From the listing, collect all lines containing the word "cmyk".

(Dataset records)
========================

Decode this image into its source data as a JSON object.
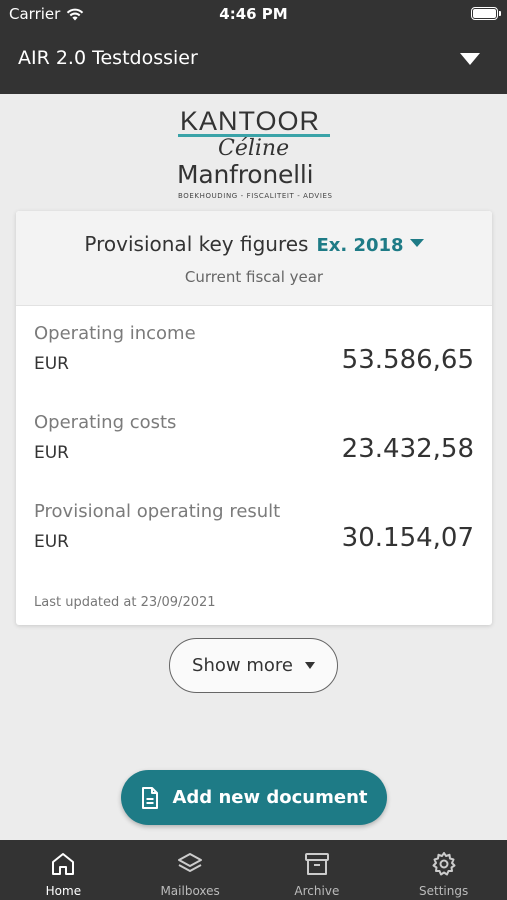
{
  "status_bar": {
    "carrier": "Carrier",
    "time": "4:46 PM"
  },
  "header": {
    "title": "AIR 2.0 Testdossier"
  },
  "logo": {
    "line1": "KANTOOR",
    "line2": "Céline",
    "line3": "Manfronelli",
    "tagline": "BOEKHOUDING - FISCALITEIT - ADVIES"
  },
  "card": {
    "title": "Provisional key figures",
    "year": "Ex. 2018",
    "subtitle": "Current fiscal year",
    "metrics": [
      {
        "label": "Operating income",
        "currency": "EUR",
        "value": "53.586,65"
      },
      {
        "label": "Operating costs",
        "currency": "EUR",
        "value": "23.432,58"
      },
      {
        "label": "Provisional operating result",
        "currency": "EUR",
        "value": "30.154,07"
      }
    ],
    "updated": "Last updated at 23/09/2021"
  },
  "show_more": "Show more",
  "add_document": "Add new document",
  "tabs": [
    {
      "label": "Home",
      "icon": "home-icon",
      "active": true
    },
    {
      "label": "Mailboxes",
      "icon": "layers-icon",
      "active": false
    },
    {
      "label": "Archive",
      "icon": "archive-icon",
      "active": false
    },
    {
      "label": "Settings",
      "icon": "gear-icon",
      "active": false
    }
  ],
  "colors": {
    "accent": "#1e7b86",
    "bar": "#333333",
    "logo_line": "#3aa3a8"
  }
}
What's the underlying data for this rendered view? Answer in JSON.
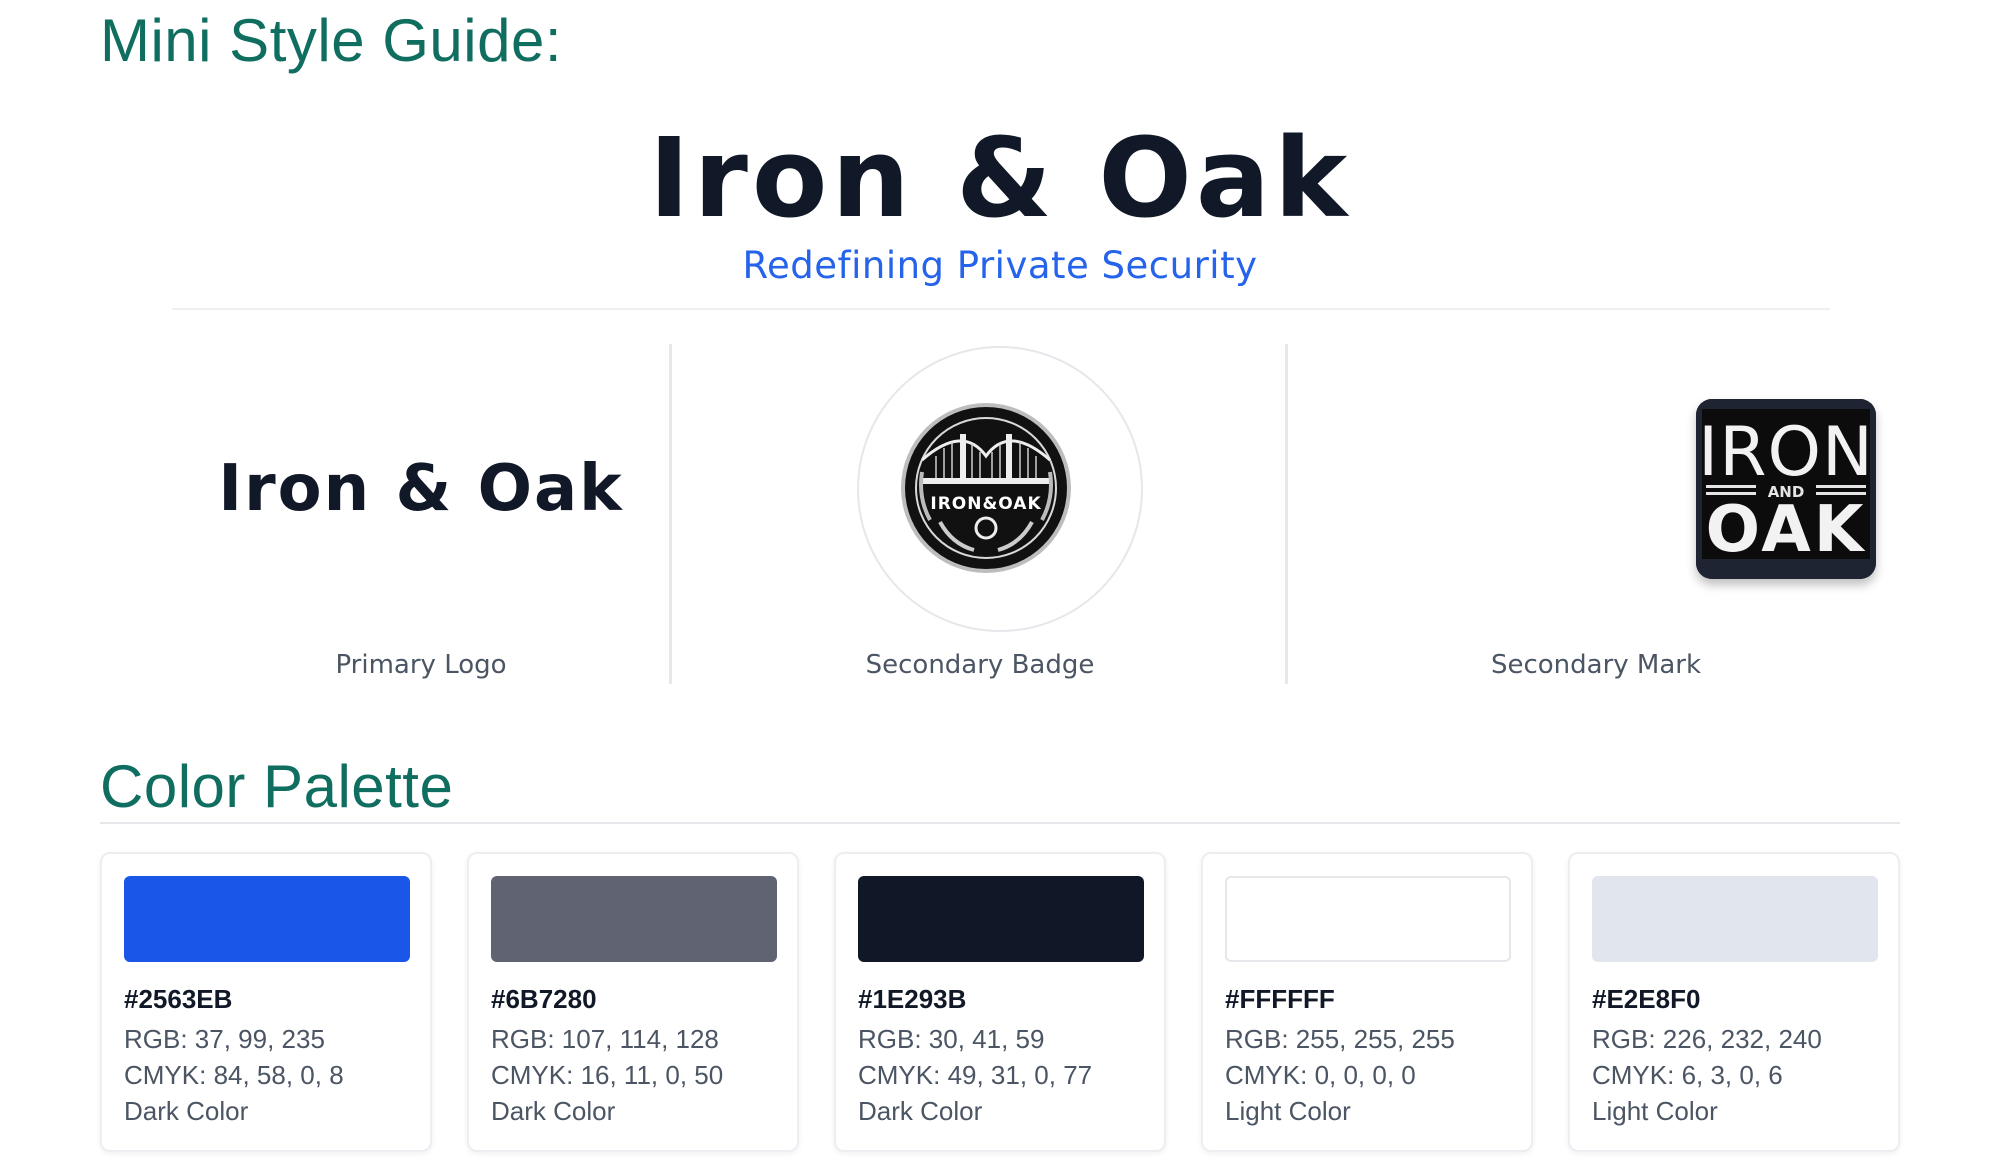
{
  "header": {
    "title": "Mini Style Guide:"
  },
  "hero": {
    "brand": "Iron & Oak",
    "tagline": "Redefining Private Security"
  },
  "logos": [
    {
      "caption": "Primary Logo",
      "text": "Iron & Oak"
    },
    {
      "caption": "Secondary Badge",
      "badge_text": "IRON&OAK"
    },
    {
      "caption": "Secondary Mark",
      "mark_line1": "IRON",
      "mark_line2": "AND",
      "mark_line3": "OAK"
    }
  ],
  "palette": {
    "title": "Color Palette",
    "colors": [
      {
        "hex": "#2563EB",
        "rgb": "RGB: 37, 99, 235",
        "cmyk": "CMYK: 84, 58, 0, 8",
        "tone": "Dark Color",
        "swatch": "#1a56e8"
      },
      {
        "hex": "#6B7280",
        "rgb": "RGB: 107, 114, 128",
        "cmyk": "CMYK: 16, 11, 0, 50",
        "tone": "Dark Color",
        "swatch": "#5f6372"
      },
      {
        "hex": "#1E293B",
        "rgb": "RGB: 30, 41, 59",
        "cmyk": "CMYK: 49, 31, 0, 77",
        "tone": "Dark Color",
        "swatch": "#101827"
      },
      {
        "hex": "#FFFFFF",
        "rgb": "RGB: 255, 255, 255",
        "cmyk": "CMYK: 0, 0, 0, 0",
        "tone": "Light Color",
        "swatch": "#ffffff"
      },
      {
        "hex": "#E2E8F0",
        "rgb": "RGB: 226, 232, 240",
        "cmyk": "CMYK: 6, 3, 0, 6",
        "tone": "Light Color",
        "swatch": "#e1e5ee"
      }
    ]
  }
}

========================

* Task output:
        "cmyk": "CMYK: 84, 58, 0, 8",
        "cmyk": "CMYK: 16, 11, 0, 50",
        "cmyk": "CMYK: 49, 31, 0, 77",
        "cmyk": "CMYK: 0, 0, 0, 0",
        "cmyk": "CMYK: 6, 3, 0, 6",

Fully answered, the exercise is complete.